━━━━━ Information supplied ━━━━━
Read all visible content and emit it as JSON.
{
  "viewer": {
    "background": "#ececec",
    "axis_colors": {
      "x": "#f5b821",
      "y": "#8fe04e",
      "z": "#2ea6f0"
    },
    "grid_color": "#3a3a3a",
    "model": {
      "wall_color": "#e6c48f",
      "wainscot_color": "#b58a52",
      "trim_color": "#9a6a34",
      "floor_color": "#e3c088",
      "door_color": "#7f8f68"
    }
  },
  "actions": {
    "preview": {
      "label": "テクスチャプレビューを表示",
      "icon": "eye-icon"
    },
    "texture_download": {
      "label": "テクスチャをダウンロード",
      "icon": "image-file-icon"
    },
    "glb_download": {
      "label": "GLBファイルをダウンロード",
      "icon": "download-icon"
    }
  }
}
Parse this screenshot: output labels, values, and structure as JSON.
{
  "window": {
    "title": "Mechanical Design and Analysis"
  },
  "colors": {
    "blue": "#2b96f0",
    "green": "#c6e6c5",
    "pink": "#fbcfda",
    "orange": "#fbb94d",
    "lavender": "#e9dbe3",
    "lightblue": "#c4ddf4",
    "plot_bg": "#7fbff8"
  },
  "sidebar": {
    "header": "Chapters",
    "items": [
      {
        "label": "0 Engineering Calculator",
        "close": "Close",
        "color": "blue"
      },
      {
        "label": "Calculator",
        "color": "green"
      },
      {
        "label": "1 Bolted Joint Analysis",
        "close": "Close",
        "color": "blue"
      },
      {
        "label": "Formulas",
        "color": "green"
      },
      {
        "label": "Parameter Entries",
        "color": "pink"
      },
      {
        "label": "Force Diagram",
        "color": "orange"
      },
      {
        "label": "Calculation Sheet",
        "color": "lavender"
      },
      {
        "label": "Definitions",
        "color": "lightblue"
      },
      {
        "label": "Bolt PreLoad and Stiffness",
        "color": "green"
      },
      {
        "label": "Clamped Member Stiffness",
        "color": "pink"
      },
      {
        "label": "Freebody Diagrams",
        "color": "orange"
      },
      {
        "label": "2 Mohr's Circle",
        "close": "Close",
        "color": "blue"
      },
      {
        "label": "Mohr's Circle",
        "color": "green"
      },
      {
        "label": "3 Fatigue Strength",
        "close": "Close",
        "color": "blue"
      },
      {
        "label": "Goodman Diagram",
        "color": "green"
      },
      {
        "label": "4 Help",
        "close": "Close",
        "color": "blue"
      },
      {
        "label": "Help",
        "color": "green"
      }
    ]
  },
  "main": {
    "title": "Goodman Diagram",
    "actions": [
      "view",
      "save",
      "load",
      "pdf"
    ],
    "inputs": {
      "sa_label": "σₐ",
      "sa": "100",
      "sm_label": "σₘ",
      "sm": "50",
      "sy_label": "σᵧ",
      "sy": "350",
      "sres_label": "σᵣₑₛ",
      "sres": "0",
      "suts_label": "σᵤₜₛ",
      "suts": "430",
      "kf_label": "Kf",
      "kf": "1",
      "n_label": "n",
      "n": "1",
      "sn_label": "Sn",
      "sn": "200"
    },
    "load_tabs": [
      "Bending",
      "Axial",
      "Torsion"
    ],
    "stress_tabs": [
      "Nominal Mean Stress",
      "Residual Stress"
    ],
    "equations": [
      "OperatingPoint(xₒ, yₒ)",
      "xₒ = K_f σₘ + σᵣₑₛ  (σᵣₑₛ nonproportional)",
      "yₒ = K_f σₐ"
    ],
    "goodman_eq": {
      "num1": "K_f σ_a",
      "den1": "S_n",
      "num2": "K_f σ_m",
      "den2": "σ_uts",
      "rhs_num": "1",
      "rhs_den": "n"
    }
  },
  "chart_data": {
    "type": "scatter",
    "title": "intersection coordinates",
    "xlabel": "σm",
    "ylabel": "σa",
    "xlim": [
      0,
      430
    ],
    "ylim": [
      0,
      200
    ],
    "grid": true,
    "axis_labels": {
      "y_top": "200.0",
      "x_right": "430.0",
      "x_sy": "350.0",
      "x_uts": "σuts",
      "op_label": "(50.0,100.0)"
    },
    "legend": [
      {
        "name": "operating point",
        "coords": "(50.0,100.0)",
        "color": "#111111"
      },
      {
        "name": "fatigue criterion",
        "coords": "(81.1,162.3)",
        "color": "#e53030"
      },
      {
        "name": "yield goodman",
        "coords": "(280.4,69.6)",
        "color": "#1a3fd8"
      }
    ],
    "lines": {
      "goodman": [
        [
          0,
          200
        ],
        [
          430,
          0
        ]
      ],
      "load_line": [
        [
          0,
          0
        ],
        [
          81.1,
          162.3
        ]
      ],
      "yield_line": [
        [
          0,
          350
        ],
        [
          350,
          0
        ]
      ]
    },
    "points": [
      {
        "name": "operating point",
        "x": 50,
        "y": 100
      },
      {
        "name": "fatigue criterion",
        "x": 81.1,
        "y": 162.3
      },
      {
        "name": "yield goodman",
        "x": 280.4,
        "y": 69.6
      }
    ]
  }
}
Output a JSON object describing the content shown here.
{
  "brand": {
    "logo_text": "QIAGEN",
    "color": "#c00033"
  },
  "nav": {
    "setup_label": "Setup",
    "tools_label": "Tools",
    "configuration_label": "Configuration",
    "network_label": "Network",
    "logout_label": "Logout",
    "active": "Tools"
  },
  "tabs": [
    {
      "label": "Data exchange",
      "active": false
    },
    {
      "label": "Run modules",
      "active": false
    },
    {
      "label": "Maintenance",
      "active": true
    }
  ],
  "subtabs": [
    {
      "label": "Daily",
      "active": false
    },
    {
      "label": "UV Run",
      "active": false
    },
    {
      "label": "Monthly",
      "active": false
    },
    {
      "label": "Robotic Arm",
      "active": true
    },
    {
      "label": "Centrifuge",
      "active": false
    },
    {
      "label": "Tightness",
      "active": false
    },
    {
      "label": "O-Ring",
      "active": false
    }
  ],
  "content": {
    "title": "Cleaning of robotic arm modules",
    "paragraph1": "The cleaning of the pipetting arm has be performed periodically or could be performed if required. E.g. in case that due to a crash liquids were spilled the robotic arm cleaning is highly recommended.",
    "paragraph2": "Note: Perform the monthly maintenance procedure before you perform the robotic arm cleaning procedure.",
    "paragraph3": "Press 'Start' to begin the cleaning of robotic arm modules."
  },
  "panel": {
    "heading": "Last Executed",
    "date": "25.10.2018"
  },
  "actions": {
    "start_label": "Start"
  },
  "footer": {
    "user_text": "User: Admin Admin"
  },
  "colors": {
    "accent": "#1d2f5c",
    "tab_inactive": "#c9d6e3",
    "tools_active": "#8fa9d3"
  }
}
━━━━━
What you will do =>
Transcribe the whole listing with nothing added or left out.

Task solution =>
Read all visible content and emit it as JSON.
{
  "viewer": {
    "background": "#ececec",
    "axis_colors": {
      "x": "#f5b821",
      "y": "#8fe04e",
      "z": "#2ea6f0"
    },
    "grid_color": "#3a3a3a",
    "model": {
      "wall_color": "#e6c48f",
      "wainscot_color": "#b58a52",
      "trim_color": "#9a6a34",
      "floor_color": "#e3c088",
      "door_color": "#7f8f68"
    }
  },
  "actions": {
    "preview": {
      "label": "テクスチャプレビューを表示",
      "icon": "eye-icon"
    },
    "texture_download": {
      "label": "テクスチャをダウンロード",
      "icon": "image-file-icon"
    },
    "glb_download": {
      "label": "GLBファイルをダウンロード",
      "icon": "download-icon"
    }
  }
}
Parse this screenshot: output labels, values, and structure as JSON.
{
  "window": {
    "title": "Mechanical Design and Analysis"
  },
  "colors": {
    "blue": "#2b96f0",
    "green": "#c6e6c5",
    "pink": "#fbcfda",
    "orange": "#fbb94d",
    "lavender": "#e9dbe3",
    "lightblue": "#c4ddf4",
    "plot_bg": "#7fbff8"
  },
  "sidebar": {
    "header": "Chapters",
    "items": [
      {
        "label": "0 Engineering Calculator",
        "close": "Close",
        "color": "blue"
      },
      {
        "label": "Calculator",
        "color": "green"
      },
      {
        "label": "1 Bolted Joint Analysis",
        "close": "Close",
        "color": "blue"
      },
      {
        "label": "Formulas",
        "color": "green"
      },
      {
        "label": "Parameter Entries",
        "color": "pink"
      },
      {
        "label": "Force Diagram",
        "color": "orange"
      },
      {
        "label": "Calculation Sheet",
        "color": "lavender"
      },
      {
        "label": "Definitions",
        "color": "lightblue"
      },
      {
        "label": "Bolt PreLoad and Stiffness",
        "color": "green"
      },
      {
        "label": "Clamped Member Stiffness",
        "color": "pink"
      },
      {
        "label": "Freebody Diagrams",
        "color": "orange"
      },
      {
        "label": "2 Mohr's Circle",
        "close": "Close",
        "color": "blue"
      },
      {
        "label": "Mohr's Circle",
        "color": "green"
      },
      {
        "label": "3 Fatigue Strength",
        "close": "Close",
        "color": "blue"
      },
      {
        "label": "Goodman Diagram",
        "color": "green"
      },
      {
        "label": "4 Help",
        "close": "Close",
        "color": "blue"
      },
      {
        "label": "Help",
        "color": "green"
      }
    ]
  },
  "main": {
    "title": "Goodman Diagram",
    "actions": [
      "view",
      "save",
      "load",
      "pdf"
    ],
    "inputs": {
      "sa_label": "σₐ",
      "sa": "100",
      "sm_label": "σₘ",
      "sm": "50",
      "sy_label": "σᵧ",
      "sy": "350",
      "sres_label": "σᵣₑₛ",
      "sres": "0",
      "suts_label": "σᵤₜₛ",
      "suts": "430",
      "kf_label": "Kf",
      "kf": "1",
      "n_label": "n",
      "n": "1",
      "sn_label": "Sn",
      "sn": "200"
    },
    "load_tabs": [
      "Bending",
      "Axial",
      "Torsion"
    ],
    "stress_tabs": [
      "Nominal Mean Stress",
      "Residual Stress"
    ],
    "equations": [
      "OperatingPoint(xₒ, yₒ)",
      "xₒ = K_f σₘ + σᵣₑₛ  (σᵣₑₛ nonproportional)",
      "yₒ = K_f σₐ"
    ],
    "goodman_eq": {
      "num1": "K_f σ_a",
      "den1": "S_n",
      "num2": "K_f σ_m",
      "den2": "σ_uts",
      "rhs_num": "1",
      "rhs_den": "n"
    }
  },
  "chart_data": {
    "type": "scatter",
    "title": "intersection coordinates",
    "xlabel": "σm",
    "ylabel": "σa",
    "xlim": [
      0,
      430
    ],
    "ylim": [
      0,
      200
    ],
    "grid": true,
    "axis_labels": {
      "y_top": "200.0",
      "x_right": "430.0",
      "x_sy": "350.0",
      "x_uts": "σuts",
      "op_label": "(50.0,100.0)"
    },
    "legend": [
      {
        "name": "operating point",
        "coords": "(50.0,100.0)",
        "color": "#111111"
      },
      {
        "name": "fatigue criterion",
        "coords": "(81.1,162.3)",
        "color": "#e53030"
      },
      {
        "name": "yield goodman",
        "coords": "(280.4,69.6)",
        "color": "#1a3fd8"
      }
    ],
    "lines": {
      "goodman": [
        [
          0,
          200
        ],
        [
          430,
          0
        ]
      ],
      "load_line": [
        [
          0,
          0
        ],
        [
          81.1,
          162.3
        ]
      ],
      "yield_line": [
        [
          0,
          350
        ],
        [
          350,
          0
        ]
      ]
    },
    "points": [
      {
        "name": "operating point",
        "x": 50,
        "y": 100
      },
      {
        "name": "fatigue criterion",
        "x": 81.1,
        "y": 162.3
      },
      {
        "name": "yield goodman",
        "x": 280.4,
        "y": 69.6
      }
    ]
  }
}
Output a JSON object describing the content shown here.
{
  "brand": {
    "logo_text": "QIAGEN",
    "color": "#c00033"
  },
  "nav": {
    "setup_label": "Setup",
    "tools_label": "Tools",
    "configuration_label": "Configuration",
    "network_label": "Network",
    "logout_label": "Logout",
    "active": "Tools"
  },
  "tabs": [
    {
      "label": "Data exchange",
      "active": false
    },
    {
      "label": "Run modules",
      "active": false
    },
    {
      "label": "Maintenance",
      "active": true
    }
  ],
  "subtabs": [
    {
      "label": "Daily",
      "active": false
    },
    {
      "label": "UV Run",
      "active": false
    },
    {
      "label": "Monthly",
      "active": false
    },
    {
      "label": "Robotic Arm",
      "active": true
    },
    {
      "label": "Centrifuge",
      "active": false
    },
    {
      "label": "Tightness",
      "active": false
    },
    {
      "label": "O-Ring",
      "active": false
    }
  ],
  "content": {
    "title": "Cleaning of robotic arm modules",
    "paragraph1": "The cleaning of the pipetting arm has be performed periodically or could be performed if required. E.g. in case that due to a crash liquids were spilled the robotic arm cleaning is highly recommended.",
    "paragraph2": "Note: Perform the monthly maintenance procedure before you perform the robotic arm cleaning procedure.",
    "paragraph3": "Press 'Start' to begin the cleaning of robotic arm modules."
  },
  "panel": {
    "heading": "Last Executed",
    "date": "25.10.2018"
  },
  "actions": {
    "start_label": "Start"
  },
  "footer": {
    "user_text": "User: Admin Admin"
  },
  "colors": {
    "accent": "#1d2f5c",
    "tab_inactive": "#c9d6e3",
    "tools_active": "#8fa9d3"
  }
}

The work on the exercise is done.